:: Material ::
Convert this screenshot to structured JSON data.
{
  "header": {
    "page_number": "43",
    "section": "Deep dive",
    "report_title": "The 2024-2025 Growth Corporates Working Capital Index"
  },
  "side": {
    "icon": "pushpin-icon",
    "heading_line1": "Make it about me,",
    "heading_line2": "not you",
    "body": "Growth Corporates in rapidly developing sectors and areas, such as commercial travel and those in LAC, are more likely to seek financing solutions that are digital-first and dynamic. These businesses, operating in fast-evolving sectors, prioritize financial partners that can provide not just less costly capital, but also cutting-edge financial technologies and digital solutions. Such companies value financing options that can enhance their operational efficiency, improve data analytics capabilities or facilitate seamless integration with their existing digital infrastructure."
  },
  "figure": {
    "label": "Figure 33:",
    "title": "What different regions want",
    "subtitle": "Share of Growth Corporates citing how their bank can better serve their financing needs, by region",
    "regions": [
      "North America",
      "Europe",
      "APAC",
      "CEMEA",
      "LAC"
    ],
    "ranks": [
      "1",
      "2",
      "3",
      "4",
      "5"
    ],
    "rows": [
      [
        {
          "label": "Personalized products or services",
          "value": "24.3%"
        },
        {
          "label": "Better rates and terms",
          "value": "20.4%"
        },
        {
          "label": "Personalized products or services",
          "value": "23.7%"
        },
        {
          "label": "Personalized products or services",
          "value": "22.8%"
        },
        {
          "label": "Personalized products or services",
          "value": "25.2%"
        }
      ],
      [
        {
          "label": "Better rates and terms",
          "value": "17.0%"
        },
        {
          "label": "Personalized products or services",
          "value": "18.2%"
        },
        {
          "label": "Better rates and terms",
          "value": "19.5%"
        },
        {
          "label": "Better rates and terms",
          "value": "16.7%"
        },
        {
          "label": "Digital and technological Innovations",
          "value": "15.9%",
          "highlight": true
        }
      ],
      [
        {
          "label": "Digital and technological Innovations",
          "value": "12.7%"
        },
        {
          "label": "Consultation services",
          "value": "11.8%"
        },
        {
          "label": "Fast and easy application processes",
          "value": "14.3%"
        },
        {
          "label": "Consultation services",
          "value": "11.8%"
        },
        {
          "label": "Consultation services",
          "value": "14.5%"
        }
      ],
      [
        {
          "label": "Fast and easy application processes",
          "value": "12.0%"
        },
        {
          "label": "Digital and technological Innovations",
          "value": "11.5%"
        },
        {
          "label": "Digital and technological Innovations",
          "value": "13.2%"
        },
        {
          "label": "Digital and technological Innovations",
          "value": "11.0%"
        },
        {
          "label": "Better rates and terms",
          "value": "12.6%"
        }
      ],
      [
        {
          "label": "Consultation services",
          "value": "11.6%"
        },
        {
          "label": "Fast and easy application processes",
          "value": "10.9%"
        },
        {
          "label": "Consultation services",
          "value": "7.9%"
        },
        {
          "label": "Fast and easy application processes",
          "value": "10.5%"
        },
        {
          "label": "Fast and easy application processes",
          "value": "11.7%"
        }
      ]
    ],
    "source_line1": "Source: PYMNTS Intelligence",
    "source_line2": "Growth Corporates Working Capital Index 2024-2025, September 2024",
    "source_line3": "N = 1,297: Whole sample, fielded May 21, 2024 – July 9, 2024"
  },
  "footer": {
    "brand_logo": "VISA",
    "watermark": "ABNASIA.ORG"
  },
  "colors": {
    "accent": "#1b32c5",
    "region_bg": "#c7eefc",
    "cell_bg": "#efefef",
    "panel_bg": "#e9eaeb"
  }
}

:: Objective ::
Reproduce every record above exactly as it appears.

:: Full response ::
Convert this screenshot to structured JSON data.
{
  "header": {
    "page_number": "43",
    "section": "Deep dive",
    "report_title": "The 2024-2025 Growth Corporates Working Capital Index"
  },
  "side": {
    "icon": "pushpin-icon",
    "heading_line1": "Make it about me,",
    "heading_line2": "not you",
    "body": "Growth Corporates in rapidly developing sectors and areas, such as commercial travel and those in LAC, are more likely to seek financing solutions that are digital-first and dynamic. These businesses, operating in fast-evolving sectors, prioritize financial partners that can provide not just less costly capital, but also cutting-edge financial technologies and digital solutions. Such companies value financing options that can enhance their operational efficiency, improve data analytics capabilities or facilitate seamless integration with their existing digital infrastructure."
  },
  "figure": {
    "label": "Figure 33:",
    "title": "What different regions want",
    "subtitle": "Share of Growth Corporates citing how their bank can better serve their financing needs, by region",
    "regions": [
      "North America",
      "Europe",
      "APAC",
      "CEMEA",
      "LAC"
    ],
    "ranks": [
      "1",
      "2",
      "3",
      "4",
      "5"
    ],
    "rows": [
      [
        {
          "label": "Personalized products or services",
          "value": "24.3%"
        },
        {
          "label": "Better rates and terms",
          "value": "20.4%"
        },
        {
          "label": "Personalized products or services",
          "value": "23.7%"
        },
        {
          "label": "Personalized products or services",
          "value": "22.8%"
        },
        {
          "label": "Personalized products or services",
          "value": "25.2%"
        }
      ],
      [
        {
          "label": "Better rates and terms",
          "value": "17.0%"
        },
        {
          "label": "Personalized products or services",
          "value": "18.2%"
        },
        {
          "label": "Better rates and terms",
          "value": "19.5%"
        },
        {
          "label": "Better rates and terms",
          "value": "16.7%"
        },
        {
          "label": "Digital and technological Innovations",
          "value": "15.9%",
          "highlight": true
        }
      ],
      [
        {
          "label": "Digital and technological Innovations",
          "value": "12.7%"
        },
        {
          "label": "Consultation services",
          "value": "11.8%"
        },
        {
          "label": "Fast and easy application processes",
          "value": "14.3%"
        },
        {
          "label": "Consultation services",
          "value": "11.8%"
        },
        {
          "label": "Consultation services",
          "value": "14.5%"
        }
      ],
      [
        {
          "label": "Fast and easy application processes",
          "value": "12.0%"
        },
        {
          "label": "Digital and technological Innovations",
          "value": "11.5%"
        },
        {
          "label": "Digital and technological Innovations",
          "value": "13.2%"
        },
        {
          "label": "Digital and technological Innovations",
          "value": "11.0%"
        },
        {
          "label": "Better rates and terms",
          "value": "12.6%"
        }
      ],
      [
        {
          "label": "Consultation services",
          "value": "11.6%"
        },
        {
          "label": "Fast and easy application processes",
          "value": "10.9%"
        },
        {
          "label": "Consultation services",
          "value": "7.9%"
        },
        {
          "label": "Fast and easy application processes",
          "value": "10.5%"
        },
        {
          "label": "Fast and easy application processes",
          "value": "11.7%"
        }
      ]
    ],
    "source_line1": "Source: PYMNTS Intelligence",
    "source_line2": "Growth Corporates Working Capital Index 2024-2025, September 2024",
    "source_line3": "N = 1,297: Whole sample, fielded May 21, 2024 – July 9, 2024"
  },
  "footer": {
    "brand_logo": "VISA",
    "watermark": "ABNASIA.ORG"
  },
  "colors": {
    "accent": "#1b32c5",
    "region_bg": "#c7eefc",
    "cell_bg": "#efefef",
    "panel_bg": "#e9eaeb"
  }
}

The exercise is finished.